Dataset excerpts
# # # # # # #
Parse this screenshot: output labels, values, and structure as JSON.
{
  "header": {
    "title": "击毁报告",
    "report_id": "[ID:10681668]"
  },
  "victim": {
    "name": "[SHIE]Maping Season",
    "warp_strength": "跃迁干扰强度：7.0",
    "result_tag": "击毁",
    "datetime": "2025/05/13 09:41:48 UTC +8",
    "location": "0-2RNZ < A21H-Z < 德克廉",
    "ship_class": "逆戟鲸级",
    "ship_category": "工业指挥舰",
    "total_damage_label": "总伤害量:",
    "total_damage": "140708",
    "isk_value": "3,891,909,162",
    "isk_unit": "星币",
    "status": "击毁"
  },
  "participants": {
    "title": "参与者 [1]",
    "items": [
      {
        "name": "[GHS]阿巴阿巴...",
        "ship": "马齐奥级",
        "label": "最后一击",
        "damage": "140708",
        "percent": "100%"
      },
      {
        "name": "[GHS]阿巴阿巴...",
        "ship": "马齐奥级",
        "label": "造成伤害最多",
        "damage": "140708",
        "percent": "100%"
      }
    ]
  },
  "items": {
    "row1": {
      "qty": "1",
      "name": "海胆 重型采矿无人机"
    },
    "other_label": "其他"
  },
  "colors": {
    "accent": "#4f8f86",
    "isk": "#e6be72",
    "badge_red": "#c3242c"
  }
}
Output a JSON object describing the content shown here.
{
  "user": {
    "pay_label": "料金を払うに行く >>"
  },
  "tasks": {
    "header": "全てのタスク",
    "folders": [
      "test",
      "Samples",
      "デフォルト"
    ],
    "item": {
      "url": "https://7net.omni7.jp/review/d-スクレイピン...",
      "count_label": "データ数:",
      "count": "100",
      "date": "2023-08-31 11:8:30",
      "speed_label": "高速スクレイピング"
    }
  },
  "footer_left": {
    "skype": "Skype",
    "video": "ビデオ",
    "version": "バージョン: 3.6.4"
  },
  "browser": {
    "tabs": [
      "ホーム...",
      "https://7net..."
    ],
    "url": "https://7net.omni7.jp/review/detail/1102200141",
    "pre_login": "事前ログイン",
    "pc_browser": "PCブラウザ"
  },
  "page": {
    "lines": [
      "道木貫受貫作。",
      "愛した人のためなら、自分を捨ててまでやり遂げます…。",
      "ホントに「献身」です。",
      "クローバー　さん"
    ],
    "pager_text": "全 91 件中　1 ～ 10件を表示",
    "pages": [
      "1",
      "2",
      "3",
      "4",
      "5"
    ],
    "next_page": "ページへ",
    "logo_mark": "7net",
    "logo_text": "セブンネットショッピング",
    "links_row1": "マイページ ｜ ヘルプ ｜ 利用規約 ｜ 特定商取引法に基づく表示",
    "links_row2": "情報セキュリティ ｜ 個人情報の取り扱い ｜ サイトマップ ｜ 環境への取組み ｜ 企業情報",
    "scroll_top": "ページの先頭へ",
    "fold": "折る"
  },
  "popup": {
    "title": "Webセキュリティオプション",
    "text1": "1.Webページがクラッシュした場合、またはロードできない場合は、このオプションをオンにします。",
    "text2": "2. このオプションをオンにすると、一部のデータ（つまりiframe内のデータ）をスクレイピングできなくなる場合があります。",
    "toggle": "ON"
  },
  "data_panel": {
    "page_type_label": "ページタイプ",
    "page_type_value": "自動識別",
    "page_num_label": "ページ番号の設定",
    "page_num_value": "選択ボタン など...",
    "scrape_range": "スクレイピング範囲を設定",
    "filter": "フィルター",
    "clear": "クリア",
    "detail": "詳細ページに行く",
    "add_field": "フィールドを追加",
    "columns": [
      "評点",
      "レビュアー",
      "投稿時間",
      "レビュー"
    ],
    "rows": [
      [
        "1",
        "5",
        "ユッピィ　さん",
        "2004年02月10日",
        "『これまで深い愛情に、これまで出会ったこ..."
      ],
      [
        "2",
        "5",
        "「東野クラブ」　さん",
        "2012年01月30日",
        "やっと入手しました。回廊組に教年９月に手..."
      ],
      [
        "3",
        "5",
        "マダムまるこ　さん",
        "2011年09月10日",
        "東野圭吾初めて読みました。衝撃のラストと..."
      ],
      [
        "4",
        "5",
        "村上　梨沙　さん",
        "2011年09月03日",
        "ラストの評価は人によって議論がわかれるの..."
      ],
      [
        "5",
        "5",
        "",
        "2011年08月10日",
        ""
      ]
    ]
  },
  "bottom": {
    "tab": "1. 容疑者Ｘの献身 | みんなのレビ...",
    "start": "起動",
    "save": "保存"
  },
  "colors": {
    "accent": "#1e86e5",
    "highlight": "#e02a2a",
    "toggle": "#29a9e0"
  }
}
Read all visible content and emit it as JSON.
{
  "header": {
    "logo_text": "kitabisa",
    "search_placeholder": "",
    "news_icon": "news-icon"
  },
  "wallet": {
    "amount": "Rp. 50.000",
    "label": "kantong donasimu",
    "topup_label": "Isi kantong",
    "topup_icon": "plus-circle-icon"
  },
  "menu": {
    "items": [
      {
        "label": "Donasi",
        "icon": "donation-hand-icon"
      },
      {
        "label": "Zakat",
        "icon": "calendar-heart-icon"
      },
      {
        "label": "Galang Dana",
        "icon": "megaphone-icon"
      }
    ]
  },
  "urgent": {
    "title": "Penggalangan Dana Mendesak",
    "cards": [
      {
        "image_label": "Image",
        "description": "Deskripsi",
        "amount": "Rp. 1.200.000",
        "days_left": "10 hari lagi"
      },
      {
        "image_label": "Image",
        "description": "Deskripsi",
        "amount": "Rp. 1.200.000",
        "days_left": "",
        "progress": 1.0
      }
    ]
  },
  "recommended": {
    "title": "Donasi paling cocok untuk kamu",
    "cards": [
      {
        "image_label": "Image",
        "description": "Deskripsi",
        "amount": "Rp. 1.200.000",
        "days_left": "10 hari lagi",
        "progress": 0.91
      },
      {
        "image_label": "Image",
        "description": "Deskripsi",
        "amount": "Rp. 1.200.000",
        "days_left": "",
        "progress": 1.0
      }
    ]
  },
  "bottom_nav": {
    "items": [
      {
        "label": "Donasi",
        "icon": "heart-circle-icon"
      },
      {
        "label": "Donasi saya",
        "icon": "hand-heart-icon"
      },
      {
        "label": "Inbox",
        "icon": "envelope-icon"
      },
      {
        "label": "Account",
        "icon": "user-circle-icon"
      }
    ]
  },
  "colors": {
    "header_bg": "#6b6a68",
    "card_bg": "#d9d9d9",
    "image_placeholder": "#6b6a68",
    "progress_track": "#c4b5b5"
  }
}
# # # # # # #
**Set exercise:** Identify all lines where the word "Dana" shows up. Copy them.

**Result of the exercise:**
        "label": "Galang Dana",
    "title": "Penggalangan Dana Mendesak",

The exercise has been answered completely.